* Yönerge 1: Futbol yazısında "Fatih Terim, o" sözlerinin geçtiği yerden başlayıp "hangi gerzek verir.." sözlerinden sonra biten bölümü, "Zevk" yerine "Keyif" koyarak değiştir ve yeniden yaz.
* Yönerge 2: Futbol yazısında adı geçen kişilerin hepsini sırala.
* Yönerge 3:
Futbol yazısına göre şu soruları yanıtla:
(a) Fener'in zayıf halkası olarak kim gösteriliyor?
(b) Cimbom'un kaç para etmediği söyleniyor?
(c) Lige verilen yayın hakkının tutarı ne kadar?

Perşembe gecesi Fener'i seyrettim.. On para etmez.. Yani Kruse ve Muriç gibi önemli transferler var ama, futbol yok. Fener'in zayıf halkası Ersun Yanal!.
Herta Berlin futbol oynadı, bizimkiler "Tepik.."
Ersun'la bu işin olması zor.
Ayni gece Cimbom'u da seyrettim.. Onlar daha da ucuz.. Beş para etmez.. Ne futbol var, ne de "Adam olacak çocuk" dedirten bir transfer, ya da genç..
Fatih Terim, o Galatasaray'ı bitiren, seyredilmez hale getiren "Fatih Terim futbolu"nda ısrarlı. Zevk de vermiyor.
Bu Fener, bu Galatasaraylı lige 400 milyon dolar yayın hakkını hangi gerzek verir..
Yabancıları doldurup, İstiklal Marşı'nı okuyamayan adamlarla Türk futbolunu bitirdik. Bu Fatih, bu Ersun anlayışı ile Süper Ligi de bitireceğiz..
Peki durum bu da, iki kulübü de "Tek başlarına" yöneten Başkanlar ne yapıyor?.

* Gösterilen bilgiler:
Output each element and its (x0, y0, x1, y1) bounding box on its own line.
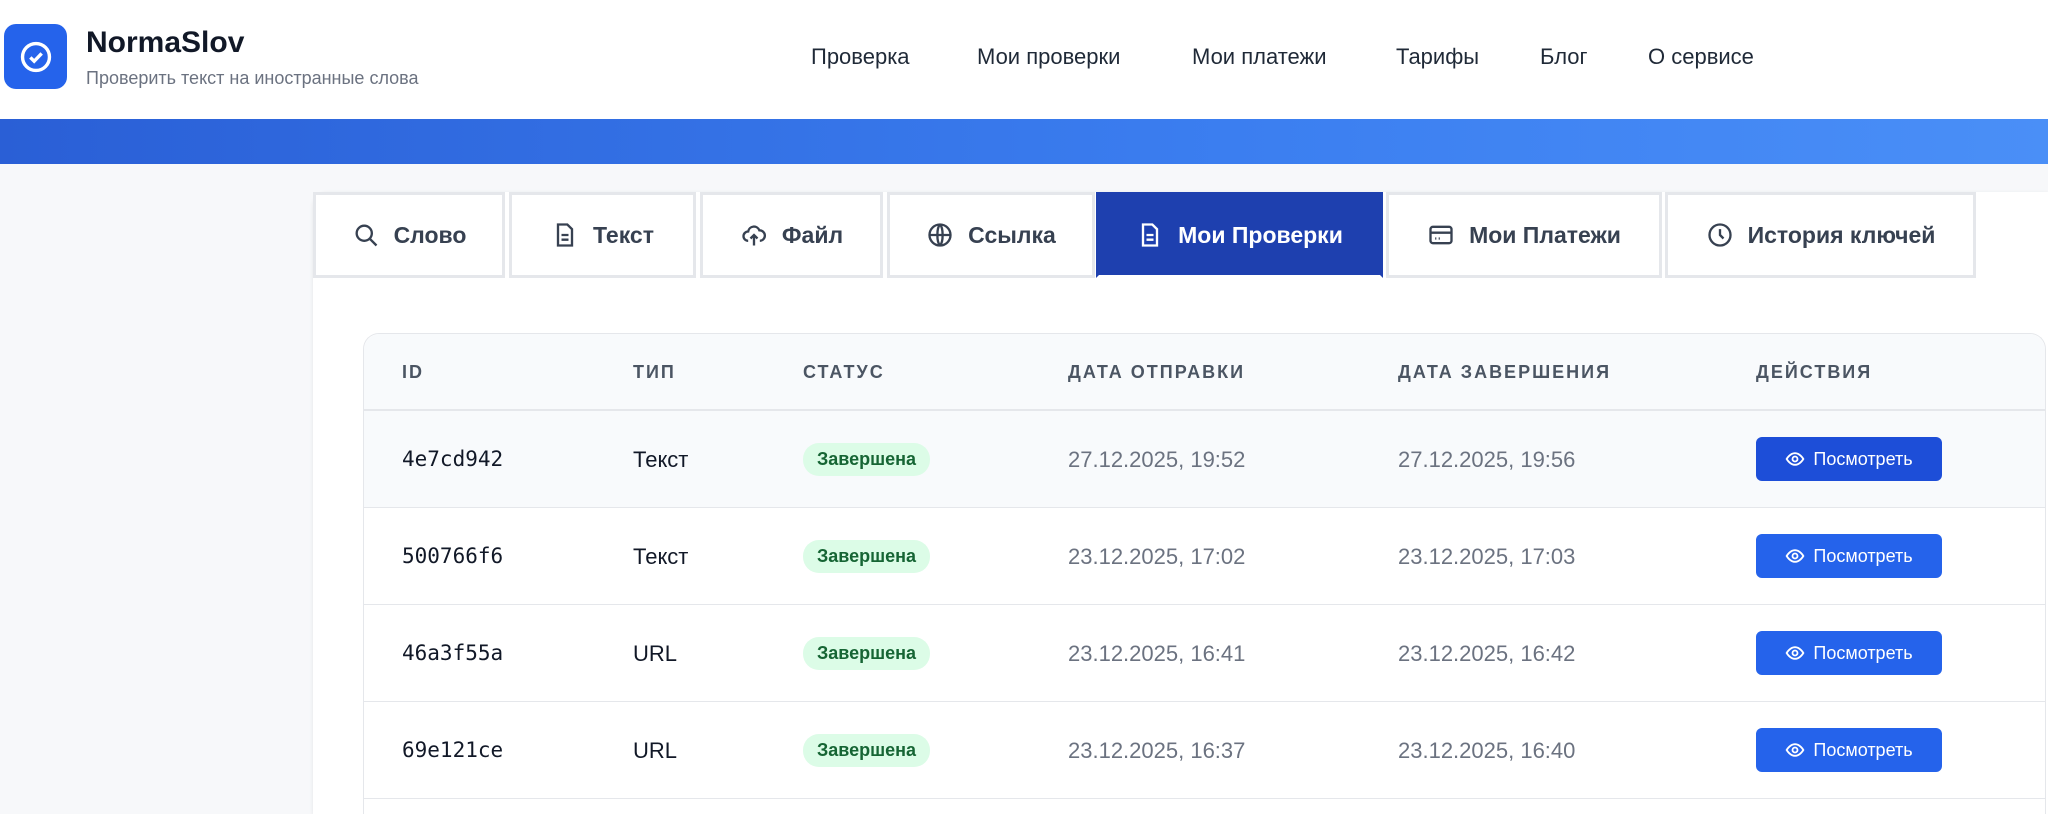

* Nihai yanıt 1:
Fatih Terim, o Galatasaray'ı bitiren, seyredilmez hale getiren "Fatih Terim futbolu"nda ısrarlı. Keyif de vermiyor.
Bu Fener, bu Galatasaraylı lige 400 milyon dolar yayın hakkını hangi gerzek verir..

* Nihai yanıt 2:
Kruse
Muriç
Ersun Yanal
Fatih Terim

* Nihai yanıt 3:
(a) Ersun Yanal
(b) Beş para
(c) 400 milyon dolar